Look through the listing and locate every line containing the word "view"; copy those lines.

**PROVIDED MATERIAL:**

****************************************

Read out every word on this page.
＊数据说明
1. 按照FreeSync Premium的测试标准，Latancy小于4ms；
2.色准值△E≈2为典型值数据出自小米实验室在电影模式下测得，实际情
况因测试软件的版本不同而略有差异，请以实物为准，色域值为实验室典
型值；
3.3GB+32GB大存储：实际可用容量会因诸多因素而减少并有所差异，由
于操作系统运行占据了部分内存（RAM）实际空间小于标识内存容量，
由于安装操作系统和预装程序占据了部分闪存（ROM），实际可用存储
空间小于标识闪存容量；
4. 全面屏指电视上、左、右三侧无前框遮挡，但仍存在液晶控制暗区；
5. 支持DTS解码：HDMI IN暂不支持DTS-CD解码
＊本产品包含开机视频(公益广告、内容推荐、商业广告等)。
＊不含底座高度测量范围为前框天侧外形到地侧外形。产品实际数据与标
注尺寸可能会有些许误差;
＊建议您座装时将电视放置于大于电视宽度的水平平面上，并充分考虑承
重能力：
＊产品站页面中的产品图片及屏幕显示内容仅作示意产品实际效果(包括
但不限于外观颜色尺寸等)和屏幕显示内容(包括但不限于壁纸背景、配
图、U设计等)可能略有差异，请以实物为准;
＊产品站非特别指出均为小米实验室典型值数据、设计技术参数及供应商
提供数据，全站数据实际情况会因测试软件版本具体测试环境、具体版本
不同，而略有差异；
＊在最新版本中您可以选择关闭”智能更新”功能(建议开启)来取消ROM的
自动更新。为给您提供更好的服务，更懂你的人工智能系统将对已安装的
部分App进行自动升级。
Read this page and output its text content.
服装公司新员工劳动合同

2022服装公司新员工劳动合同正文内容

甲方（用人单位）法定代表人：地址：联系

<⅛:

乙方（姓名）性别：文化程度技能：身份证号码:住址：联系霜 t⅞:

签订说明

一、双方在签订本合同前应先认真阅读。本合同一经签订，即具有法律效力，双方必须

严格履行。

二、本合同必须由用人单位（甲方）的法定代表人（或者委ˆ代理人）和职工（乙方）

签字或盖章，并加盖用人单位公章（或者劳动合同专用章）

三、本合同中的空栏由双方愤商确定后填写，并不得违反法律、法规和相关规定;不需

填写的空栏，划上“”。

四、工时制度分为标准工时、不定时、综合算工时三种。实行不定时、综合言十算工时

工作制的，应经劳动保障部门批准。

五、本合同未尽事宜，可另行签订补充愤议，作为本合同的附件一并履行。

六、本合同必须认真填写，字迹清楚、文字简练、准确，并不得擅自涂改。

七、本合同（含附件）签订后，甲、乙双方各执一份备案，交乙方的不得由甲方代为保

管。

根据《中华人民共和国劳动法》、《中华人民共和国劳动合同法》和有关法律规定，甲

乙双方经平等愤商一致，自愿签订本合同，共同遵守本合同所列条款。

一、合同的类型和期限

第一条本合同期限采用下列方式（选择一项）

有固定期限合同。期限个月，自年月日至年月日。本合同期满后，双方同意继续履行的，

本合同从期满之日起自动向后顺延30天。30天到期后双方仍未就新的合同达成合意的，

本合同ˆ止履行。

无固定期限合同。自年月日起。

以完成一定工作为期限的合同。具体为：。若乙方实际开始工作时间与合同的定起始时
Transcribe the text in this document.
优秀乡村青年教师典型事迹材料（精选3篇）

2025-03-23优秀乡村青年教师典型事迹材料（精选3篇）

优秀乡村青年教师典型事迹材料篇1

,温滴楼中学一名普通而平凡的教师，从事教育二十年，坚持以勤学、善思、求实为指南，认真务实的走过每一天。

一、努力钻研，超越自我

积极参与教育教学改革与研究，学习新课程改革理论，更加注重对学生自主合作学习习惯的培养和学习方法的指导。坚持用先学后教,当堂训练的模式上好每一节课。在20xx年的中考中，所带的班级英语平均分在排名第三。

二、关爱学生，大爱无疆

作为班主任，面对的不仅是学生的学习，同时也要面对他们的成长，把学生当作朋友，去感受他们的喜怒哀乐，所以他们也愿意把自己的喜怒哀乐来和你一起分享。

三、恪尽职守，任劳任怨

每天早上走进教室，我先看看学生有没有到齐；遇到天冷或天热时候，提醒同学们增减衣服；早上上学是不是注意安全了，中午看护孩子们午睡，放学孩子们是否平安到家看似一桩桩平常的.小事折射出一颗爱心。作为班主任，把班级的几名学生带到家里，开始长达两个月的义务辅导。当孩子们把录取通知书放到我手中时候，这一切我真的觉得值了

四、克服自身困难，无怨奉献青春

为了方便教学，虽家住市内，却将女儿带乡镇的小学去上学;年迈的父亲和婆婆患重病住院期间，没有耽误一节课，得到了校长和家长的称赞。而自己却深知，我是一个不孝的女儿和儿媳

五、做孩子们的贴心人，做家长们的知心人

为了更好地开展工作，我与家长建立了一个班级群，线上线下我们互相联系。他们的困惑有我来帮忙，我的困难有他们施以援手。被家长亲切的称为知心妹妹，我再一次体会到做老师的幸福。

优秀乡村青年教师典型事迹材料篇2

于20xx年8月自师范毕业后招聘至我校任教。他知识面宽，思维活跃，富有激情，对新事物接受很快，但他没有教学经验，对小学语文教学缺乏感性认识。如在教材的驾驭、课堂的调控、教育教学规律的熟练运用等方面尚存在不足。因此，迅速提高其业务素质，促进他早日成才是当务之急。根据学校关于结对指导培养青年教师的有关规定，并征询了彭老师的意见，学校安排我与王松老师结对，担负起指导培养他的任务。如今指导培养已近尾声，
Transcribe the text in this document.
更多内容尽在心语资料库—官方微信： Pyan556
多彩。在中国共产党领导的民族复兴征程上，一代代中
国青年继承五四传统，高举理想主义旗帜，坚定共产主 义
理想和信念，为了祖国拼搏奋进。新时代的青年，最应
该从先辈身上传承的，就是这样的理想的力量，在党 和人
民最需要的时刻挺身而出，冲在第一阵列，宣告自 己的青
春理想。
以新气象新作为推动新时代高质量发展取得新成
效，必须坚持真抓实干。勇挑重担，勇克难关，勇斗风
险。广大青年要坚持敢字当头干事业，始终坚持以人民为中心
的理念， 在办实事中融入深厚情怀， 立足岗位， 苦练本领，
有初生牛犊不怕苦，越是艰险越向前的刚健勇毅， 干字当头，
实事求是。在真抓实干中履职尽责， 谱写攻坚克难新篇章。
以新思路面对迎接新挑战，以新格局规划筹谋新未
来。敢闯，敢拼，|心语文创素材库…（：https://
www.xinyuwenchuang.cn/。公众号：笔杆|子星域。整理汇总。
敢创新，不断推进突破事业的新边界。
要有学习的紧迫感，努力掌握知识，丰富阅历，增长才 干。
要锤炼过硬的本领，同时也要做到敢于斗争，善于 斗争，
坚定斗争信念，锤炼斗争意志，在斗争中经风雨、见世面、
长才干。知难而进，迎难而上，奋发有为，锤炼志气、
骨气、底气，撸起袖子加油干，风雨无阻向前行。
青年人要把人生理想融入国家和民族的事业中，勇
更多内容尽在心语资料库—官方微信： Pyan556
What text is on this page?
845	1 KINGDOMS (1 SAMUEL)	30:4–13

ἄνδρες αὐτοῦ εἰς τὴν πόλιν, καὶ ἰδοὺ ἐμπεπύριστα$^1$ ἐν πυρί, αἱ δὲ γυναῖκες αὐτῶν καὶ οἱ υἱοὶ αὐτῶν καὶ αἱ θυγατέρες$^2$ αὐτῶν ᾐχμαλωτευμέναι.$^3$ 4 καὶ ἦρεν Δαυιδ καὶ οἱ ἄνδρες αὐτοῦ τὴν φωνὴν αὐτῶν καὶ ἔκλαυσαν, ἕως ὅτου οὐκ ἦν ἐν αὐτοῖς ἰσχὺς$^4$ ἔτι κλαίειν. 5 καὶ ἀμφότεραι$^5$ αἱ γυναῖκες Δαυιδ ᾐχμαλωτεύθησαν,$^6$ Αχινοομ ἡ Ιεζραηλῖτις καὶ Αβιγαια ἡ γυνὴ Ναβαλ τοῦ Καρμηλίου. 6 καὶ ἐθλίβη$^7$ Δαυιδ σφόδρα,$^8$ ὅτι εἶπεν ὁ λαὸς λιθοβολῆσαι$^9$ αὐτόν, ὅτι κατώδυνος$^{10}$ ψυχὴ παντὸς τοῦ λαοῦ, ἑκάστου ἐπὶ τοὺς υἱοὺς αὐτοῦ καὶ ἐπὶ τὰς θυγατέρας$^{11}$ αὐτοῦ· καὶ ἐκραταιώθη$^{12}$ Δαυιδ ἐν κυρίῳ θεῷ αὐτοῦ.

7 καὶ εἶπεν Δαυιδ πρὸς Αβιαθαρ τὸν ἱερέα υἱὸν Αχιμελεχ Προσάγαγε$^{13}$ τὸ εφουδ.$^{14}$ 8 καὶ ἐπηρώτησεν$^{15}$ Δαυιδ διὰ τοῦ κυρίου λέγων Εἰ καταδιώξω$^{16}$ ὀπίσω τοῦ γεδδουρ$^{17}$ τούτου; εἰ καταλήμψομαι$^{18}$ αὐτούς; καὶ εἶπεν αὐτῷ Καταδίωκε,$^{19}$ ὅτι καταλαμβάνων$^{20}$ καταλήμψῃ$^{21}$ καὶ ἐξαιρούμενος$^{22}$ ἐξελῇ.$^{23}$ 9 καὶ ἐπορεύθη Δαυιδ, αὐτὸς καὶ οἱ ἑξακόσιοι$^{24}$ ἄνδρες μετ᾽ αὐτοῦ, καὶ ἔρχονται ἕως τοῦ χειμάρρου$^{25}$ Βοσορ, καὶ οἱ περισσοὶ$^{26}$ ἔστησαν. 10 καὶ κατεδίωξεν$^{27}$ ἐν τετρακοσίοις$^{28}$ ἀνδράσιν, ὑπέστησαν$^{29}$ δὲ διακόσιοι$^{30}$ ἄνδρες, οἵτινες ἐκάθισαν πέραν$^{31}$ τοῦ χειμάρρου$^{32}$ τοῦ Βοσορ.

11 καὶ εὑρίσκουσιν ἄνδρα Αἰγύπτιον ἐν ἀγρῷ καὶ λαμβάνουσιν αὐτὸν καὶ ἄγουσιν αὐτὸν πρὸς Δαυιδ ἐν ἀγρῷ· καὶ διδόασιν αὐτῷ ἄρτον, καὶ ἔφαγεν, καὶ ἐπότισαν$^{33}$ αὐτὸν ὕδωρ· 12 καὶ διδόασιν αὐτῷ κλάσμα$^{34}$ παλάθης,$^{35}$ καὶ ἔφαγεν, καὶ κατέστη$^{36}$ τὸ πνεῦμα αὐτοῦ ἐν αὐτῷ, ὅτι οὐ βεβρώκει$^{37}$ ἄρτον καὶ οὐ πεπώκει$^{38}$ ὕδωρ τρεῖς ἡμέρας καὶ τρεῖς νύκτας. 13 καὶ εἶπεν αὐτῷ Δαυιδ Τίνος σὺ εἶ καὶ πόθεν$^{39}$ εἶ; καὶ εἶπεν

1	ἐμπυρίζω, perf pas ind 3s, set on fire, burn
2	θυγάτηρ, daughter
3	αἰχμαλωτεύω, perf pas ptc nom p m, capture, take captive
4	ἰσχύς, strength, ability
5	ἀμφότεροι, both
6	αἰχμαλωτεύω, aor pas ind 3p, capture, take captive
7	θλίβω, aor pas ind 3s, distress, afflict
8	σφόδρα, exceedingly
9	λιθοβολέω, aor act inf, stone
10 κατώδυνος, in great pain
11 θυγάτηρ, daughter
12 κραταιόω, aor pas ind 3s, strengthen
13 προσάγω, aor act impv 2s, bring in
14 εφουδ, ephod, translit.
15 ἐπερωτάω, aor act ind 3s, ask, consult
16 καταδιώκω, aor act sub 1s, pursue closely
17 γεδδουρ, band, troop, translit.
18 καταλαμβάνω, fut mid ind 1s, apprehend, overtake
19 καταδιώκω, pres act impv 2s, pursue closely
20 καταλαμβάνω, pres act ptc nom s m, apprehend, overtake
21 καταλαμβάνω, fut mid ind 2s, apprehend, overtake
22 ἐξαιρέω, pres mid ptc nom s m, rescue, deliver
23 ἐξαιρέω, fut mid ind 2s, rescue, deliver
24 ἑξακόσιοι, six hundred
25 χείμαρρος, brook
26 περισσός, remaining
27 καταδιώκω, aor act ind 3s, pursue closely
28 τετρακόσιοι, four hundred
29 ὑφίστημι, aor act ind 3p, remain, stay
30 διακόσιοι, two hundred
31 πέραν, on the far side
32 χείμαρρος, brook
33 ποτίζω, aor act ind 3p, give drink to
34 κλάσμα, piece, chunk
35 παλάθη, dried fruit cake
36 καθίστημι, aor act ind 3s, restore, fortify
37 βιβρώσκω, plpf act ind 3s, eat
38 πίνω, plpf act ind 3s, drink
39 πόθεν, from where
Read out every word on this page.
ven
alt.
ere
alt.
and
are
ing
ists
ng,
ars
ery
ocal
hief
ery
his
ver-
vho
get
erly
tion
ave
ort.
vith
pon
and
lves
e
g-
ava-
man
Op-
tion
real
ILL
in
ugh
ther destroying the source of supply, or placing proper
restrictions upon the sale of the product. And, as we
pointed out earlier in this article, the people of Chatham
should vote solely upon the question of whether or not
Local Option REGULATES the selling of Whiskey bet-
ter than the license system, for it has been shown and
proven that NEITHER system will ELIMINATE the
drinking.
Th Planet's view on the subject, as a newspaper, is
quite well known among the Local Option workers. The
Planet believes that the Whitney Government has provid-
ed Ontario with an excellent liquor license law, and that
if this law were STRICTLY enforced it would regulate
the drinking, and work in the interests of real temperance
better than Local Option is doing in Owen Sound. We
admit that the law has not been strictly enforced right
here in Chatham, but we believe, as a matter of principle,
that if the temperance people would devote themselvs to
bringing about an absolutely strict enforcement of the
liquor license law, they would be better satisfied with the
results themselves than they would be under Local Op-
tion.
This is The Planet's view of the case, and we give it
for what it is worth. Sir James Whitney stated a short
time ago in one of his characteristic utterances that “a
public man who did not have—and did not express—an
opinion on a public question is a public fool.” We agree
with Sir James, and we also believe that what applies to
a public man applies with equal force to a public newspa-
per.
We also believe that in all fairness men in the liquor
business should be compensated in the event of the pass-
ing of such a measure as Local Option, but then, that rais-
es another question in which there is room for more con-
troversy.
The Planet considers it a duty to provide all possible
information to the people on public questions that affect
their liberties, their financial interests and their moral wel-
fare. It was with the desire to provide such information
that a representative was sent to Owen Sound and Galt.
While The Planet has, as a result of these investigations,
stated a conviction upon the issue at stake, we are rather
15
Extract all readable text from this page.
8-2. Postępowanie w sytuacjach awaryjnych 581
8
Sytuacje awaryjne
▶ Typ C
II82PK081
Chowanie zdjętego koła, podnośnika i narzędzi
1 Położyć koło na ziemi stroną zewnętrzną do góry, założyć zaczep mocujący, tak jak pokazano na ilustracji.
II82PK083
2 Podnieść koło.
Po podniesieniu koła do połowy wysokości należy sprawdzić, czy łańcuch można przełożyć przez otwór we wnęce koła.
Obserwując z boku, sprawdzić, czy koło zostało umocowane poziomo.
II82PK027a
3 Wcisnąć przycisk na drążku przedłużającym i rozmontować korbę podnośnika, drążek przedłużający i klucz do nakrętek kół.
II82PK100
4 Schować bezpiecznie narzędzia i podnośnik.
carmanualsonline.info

****************************************

**TASK ANSWER:**
Th Planet's view on the subject, as a newspaper, is
This is The Planet's view of the case, and we give it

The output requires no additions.